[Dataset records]
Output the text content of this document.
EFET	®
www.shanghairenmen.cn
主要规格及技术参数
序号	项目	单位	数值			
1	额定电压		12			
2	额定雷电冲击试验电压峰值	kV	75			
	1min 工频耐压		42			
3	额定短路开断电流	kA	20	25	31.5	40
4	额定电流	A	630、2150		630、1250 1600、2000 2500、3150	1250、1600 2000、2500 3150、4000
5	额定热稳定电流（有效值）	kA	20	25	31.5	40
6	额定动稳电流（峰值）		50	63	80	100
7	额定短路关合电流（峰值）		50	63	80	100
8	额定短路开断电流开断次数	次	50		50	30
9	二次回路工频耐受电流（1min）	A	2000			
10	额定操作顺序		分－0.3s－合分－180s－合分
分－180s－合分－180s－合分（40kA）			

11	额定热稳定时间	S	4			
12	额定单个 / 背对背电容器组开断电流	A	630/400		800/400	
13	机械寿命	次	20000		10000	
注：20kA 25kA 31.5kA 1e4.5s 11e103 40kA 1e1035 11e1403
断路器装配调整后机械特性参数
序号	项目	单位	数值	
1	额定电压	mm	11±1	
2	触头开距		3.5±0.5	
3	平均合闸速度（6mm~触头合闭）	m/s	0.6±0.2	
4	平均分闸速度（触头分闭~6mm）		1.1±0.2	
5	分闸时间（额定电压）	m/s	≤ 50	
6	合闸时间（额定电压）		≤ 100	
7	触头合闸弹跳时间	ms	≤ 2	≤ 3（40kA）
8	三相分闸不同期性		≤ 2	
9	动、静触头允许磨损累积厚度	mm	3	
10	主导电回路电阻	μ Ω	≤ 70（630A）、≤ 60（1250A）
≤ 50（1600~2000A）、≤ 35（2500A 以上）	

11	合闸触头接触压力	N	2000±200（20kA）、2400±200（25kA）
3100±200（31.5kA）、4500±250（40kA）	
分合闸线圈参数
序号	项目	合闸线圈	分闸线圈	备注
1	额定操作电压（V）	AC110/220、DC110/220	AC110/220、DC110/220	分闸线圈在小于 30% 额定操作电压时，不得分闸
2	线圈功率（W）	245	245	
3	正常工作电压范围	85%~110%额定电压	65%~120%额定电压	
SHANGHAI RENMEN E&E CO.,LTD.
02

- SHORT TASK -
Take every line from the records above that has the word "额定电压" and copy it.

- RESPONSE TO THIS EXERCISE -
1	额定电压		12			
1	额定电压	mm	11±1	
5	分闸时间（额定电压）	m/s	≤ 50	
6	合闸时间（额定电压）		≤ 100	
3	正常工作电压范围	85%~110%额定电压	65%~120%额定电压	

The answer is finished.